**WHAT NEEDS TO BE DONE:** Write out the listing below exactly, and omit any images you find in it.

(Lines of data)
— Start —

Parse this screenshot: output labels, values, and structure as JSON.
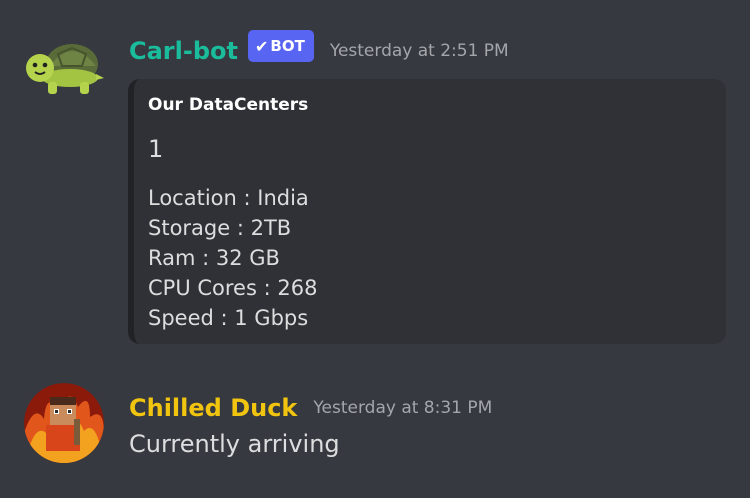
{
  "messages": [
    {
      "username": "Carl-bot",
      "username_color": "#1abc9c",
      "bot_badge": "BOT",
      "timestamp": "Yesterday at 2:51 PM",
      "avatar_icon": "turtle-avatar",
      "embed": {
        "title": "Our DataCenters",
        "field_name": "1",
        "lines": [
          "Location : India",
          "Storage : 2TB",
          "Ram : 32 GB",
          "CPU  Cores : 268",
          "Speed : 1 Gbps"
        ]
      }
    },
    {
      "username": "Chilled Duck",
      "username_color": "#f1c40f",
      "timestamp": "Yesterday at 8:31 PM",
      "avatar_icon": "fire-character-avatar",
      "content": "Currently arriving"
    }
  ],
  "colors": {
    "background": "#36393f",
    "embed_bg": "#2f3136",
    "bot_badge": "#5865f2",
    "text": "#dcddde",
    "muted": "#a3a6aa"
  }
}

— End —

**RESPONSE:**
Parse this screenshot: output labels, values, and structure as JSON.
{
  "messages": [
    {
      "username": "Carl-bot",
      "username_color": "#1abc9c",
      "bot_badge": "BOT",
      "timestamp": "Yesterday at 2:51 PM",
      "avatar_icon": "turtle-avatar",
      "embed": {
        "title": "Our DataCenters",
        "field_name": "1",
        "lines": [
          "Location : India",
          "Storage : 2TB",
          "Ram : 32 GB",
          "CPU  Cores : 268",
          "Speed : 1 Gbps"
        ]
      }
    },
    {
      "username": "Chilled Duck",
      "username_color": "#f1c40f",
      "timestamp": "Yesterday at 8:31 PM",
      "avatar_icon": "fire-character-avatar",
      "content": "Currently arriving"
    }
  ],
  "colors": {
    "background": "#36393f",
    "embed_bg": "#2f3136",
    "bot_badge": "#5865f2",
    "text": "#dcddde",
    "muted": "#a3a6aa"
  }
}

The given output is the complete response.